## Begin Information shown

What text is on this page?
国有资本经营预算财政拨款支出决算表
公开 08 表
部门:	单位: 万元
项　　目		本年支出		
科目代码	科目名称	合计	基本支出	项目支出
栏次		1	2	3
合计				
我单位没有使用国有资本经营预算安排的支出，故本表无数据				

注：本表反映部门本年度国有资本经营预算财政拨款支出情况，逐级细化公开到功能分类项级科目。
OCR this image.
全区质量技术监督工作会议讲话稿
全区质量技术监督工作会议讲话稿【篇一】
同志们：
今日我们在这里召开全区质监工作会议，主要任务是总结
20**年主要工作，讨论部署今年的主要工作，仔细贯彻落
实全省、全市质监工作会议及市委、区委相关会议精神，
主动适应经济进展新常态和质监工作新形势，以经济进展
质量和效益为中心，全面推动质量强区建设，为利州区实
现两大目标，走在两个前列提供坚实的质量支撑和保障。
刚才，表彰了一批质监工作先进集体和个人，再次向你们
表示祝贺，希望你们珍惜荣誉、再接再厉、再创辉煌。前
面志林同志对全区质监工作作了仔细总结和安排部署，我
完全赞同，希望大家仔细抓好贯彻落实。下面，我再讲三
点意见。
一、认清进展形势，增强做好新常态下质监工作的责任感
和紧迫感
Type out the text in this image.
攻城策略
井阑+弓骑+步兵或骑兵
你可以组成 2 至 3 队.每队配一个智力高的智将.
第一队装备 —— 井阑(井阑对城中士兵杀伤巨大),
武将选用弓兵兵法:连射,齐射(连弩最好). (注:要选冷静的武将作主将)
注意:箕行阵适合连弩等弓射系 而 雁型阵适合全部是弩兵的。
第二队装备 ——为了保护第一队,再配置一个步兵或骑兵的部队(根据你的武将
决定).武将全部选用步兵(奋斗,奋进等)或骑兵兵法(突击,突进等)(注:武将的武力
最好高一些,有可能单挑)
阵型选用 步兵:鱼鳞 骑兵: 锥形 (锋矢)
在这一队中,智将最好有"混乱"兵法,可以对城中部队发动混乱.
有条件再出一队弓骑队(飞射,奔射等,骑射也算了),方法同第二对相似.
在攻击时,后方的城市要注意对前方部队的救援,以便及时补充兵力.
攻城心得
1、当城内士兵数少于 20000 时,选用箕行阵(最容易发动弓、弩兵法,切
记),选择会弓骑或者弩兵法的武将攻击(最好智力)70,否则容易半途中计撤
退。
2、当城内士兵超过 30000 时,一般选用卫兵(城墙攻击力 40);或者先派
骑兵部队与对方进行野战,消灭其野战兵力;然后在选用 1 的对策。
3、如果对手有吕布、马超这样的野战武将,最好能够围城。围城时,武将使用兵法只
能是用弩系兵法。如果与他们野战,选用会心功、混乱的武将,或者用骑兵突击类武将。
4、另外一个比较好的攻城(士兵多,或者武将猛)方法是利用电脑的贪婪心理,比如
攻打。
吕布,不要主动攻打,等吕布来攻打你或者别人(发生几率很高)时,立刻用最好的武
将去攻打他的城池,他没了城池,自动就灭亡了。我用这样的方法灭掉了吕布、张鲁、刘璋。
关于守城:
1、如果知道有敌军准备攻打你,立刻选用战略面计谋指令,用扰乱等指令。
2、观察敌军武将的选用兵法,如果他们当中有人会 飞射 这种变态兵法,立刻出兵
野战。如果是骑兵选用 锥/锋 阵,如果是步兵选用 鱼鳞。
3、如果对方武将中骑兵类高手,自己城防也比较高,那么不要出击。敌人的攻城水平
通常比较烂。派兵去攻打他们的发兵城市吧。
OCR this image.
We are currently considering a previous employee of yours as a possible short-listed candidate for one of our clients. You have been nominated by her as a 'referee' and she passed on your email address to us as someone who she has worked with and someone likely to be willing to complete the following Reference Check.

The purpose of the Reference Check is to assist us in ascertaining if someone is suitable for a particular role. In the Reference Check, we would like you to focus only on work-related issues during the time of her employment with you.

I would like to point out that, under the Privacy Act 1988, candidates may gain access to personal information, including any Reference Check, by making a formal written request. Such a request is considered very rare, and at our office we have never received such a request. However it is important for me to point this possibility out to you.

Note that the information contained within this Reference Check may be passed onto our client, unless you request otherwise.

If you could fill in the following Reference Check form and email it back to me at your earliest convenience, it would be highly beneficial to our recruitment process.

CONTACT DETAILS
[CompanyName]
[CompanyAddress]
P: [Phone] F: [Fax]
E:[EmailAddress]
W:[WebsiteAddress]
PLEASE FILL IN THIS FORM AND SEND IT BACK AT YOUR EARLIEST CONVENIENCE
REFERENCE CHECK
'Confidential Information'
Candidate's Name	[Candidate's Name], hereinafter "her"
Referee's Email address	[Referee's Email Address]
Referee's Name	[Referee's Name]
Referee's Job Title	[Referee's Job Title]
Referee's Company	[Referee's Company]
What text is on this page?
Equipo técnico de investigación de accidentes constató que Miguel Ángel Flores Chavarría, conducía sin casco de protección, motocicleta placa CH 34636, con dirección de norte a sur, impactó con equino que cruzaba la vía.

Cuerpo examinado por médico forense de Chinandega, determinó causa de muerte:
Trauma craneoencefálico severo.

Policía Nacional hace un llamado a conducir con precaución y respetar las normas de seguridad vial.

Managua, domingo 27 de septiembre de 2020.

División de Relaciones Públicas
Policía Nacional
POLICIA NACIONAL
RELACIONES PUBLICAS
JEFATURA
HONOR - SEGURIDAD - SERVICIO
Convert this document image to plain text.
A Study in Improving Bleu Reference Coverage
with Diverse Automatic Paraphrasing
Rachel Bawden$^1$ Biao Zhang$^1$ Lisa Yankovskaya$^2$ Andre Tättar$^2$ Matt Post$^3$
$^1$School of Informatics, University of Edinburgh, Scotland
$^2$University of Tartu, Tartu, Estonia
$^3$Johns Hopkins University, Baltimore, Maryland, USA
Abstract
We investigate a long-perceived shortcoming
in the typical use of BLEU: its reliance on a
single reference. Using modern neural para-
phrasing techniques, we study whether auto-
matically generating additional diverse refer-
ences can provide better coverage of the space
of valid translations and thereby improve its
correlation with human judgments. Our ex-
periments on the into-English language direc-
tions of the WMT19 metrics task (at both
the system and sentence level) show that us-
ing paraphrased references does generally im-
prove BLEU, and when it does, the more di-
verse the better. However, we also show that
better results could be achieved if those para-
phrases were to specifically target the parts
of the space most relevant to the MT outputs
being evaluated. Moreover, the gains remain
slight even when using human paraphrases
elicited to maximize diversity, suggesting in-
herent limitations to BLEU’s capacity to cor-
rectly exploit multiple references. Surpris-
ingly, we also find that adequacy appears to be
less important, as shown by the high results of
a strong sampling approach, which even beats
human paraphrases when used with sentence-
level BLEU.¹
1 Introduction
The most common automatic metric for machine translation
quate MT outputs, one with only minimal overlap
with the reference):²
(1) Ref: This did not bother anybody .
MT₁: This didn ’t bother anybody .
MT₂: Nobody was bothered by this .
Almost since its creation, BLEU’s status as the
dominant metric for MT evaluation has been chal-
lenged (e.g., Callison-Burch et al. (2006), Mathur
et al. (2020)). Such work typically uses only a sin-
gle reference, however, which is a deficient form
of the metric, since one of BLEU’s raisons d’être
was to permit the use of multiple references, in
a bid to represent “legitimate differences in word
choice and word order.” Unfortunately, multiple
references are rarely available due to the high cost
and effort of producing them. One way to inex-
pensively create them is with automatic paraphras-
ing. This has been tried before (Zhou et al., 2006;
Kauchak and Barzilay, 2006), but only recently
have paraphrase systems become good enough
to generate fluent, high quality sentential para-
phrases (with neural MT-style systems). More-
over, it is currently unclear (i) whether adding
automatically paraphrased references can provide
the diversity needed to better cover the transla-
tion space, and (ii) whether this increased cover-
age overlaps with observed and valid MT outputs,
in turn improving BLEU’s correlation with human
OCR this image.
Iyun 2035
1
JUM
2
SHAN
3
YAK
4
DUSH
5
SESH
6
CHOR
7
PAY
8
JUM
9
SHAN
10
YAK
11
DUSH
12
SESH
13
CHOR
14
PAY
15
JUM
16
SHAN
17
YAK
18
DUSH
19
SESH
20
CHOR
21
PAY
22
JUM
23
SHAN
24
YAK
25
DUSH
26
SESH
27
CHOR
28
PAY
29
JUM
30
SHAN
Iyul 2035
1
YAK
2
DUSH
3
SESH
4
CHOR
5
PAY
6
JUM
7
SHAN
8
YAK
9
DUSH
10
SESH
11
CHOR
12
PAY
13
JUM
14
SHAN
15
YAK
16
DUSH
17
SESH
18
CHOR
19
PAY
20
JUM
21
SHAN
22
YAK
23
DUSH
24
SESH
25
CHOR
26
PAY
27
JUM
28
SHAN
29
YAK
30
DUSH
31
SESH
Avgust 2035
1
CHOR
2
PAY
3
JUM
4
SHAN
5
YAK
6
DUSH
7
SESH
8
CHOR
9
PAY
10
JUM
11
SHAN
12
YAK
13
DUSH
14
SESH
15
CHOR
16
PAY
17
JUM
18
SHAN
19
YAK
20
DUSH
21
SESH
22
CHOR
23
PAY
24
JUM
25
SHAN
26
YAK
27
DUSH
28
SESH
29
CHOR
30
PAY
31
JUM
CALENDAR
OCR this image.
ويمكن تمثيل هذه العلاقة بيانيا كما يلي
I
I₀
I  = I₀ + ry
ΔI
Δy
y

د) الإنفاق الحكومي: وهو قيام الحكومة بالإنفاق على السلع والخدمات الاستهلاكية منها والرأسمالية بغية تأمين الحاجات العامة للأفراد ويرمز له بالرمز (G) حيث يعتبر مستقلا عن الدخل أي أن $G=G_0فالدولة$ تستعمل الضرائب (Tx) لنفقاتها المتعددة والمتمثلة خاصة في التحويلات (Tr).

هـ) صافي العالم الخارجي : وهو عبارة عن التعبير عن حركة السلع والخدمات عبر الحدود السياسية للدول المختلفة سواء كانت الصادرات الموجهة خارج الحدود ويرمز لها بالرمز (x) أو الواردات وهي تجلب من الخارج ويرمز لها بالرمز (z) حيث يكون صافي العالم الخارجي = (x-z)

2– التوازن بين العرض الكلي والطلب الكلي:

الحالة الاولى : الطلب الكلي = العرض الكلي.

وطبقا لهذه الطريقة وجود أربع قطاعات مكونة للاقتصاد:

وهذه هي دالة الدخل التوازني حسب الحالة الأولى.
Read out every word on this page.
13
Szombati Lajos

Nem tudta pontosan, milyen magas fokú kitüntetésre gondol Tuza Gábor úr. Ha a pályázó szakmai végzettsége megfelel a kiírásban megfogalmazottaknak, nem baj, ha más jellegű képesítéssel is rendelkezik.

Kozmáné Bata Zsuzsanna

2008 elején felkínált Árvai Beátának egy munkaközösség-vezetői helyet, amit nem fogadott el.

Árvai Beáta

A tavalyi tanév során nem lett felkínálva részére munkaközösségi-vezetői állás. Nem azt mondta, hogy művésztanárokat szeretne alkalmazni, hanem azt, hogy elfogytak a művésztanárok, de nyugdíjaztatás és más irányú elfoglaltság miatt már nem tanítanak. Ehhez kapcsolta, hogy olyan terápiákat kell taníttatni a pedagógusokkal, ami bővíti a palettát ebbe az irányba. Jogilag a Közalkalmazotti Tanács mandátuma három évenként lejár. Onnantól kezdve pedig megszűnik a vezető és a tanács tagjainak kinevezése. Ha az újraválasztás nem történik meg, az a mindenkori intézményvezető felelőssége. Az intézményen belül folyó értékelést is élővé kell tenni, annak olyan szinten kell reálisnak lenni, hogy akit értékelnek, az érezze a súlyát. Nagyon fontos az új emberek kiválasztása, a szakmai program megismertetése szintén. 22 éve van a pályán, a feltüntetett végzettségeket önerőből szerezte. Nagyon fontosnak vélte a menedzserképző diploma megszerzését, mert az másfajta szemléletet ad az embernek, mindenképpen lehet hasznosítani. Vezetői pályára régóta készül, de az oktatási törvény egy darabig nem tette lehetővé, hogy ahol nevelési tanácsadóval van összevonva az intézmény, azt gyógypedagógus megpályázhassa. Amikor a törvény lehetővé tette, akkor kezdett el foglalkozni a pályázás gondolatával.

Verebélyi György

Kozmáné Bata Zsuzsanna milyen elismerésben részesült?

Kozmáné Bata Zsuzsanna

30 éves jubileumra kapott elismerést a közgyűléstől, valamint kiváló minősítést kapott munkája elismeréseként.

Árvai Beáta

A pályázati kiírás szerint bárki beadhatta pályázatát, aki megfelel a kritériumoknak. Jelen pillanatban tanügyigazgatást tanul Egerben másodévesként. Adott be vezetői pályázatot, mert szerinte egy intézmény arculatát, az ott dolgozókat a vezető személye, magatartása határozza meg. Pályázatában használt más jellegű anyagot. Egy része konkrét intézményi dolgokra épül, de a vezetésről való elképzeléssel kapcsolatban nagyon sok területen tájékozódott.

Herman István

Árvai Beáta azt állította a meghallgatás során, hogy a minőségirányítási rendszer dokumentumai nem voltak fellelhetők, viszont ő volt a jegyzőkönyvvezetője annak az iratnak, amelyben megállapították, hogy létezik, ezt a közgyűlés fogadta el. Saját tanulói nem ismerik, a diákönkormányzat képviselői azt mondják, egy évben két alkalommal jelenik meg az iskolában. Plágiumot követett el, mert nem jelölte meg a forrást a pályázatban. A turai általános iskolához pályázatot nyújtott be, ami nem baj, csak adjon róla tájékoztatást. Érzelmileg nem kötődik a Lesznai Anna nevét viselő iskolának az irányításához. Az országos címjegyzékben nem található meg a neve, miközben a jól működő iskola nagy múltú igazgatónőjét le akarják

## End Information shown

- Work to complete: In the listing above, how many lines include the word "also"? Answer with the number and nothing more.

- Response to the task: 2